RECORDS FOR THIS TASK:

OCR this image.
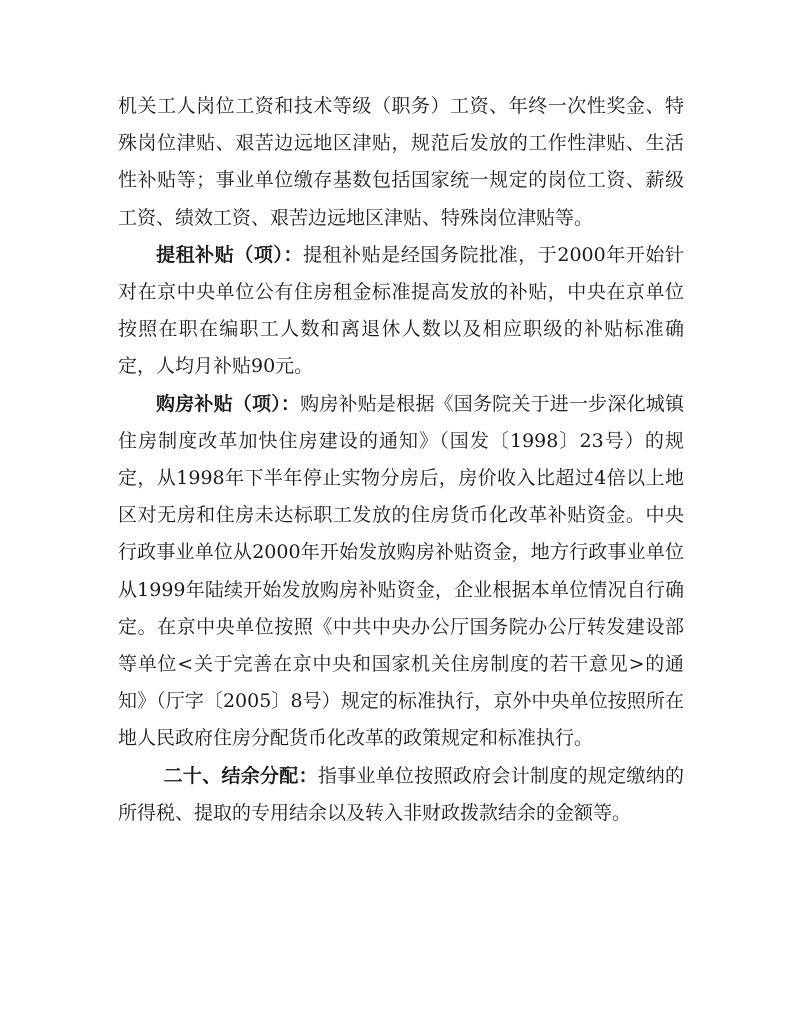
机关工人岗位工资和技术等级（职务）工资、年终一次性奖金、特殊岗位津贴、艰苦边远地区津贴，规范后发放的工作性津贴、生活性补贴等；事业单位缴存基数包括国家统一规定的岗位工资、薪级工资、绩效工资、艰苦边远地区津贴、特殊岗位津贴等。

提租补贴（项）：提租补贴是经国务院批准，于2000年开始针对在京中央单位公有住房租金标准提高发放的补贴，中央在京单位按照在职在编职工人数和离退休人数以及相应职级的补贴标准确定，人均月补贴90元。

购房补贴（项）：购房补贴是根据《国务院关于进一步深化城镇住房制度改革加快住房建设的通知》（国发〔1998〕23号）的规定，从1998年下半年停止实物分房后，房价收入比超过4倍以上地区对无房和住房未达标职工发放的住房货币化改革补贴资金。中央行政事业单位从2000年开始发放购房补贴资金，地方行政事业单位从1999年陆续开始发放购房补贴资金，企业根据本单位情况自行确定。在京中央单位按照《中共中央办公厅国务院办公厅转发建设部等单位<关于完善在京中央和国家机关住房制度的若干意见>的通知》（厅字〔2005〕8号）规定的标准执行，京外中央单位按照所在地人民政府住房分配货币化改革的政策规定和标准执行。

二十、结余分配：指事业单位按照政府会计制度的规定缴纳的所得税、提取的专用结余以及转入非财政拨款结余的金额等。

DO THIS:
Transcribe all entries above exactly. Drop the pictures.

EXERCISE SOLUTION:
OCR this image.
机关工人岗位工资和技术等级（职务）工资、年终一次性奖金、特殊岗位津贴、艰苦边远地区津贴，规范后发放的工作性津贴、生活性补贴等；事业单位缴存基数包括国家统一规定的岗位工资、薪级工资、绩效工资、艰苦边远地区津贴、特殊岗位津贴等。

提租补贴（项）：提租补贴是经国务院批准，于2000年开始针对在京中央单位公有住房租金标准提高发放的补贴，中央在京单位按照在职在编职工人数和离退休人数以及相应职级的补贴标准确定，人均月补贴90元。

购房补贴（项）：购房补贴是根据《国务院关于进一步深化城镇住房制度改革加快住房建设的通知》（国发〔1998〕23号）的规定，从1998年下半年停止实物分房后，房价收入比超过4倍以上地区对无房和住房未达标职工发放的住房货币化改革补贴资金。中央行政事业单位从2000年开始发放购房补贴资金，地方行政事业单位从1999年陆续开始发放购房补贴资金，企业根据本单位情况自行确定。在京中央单位按照《中共中央办公厅国务院办公厅转发建设部等单位<关于完善在京中央和国家机关住房制度的若干意见>的通知》（厅字〔2005〕8号）规定的标准执行，京外中央单位按照所在地人民政府住房分配货币化改革的政策规定和标准执行。

二十、结余分配：指事业单位按照政府会计制度的规定缴纳的所得税、提取的专用结余以及转入非财政拨款结余的金额等。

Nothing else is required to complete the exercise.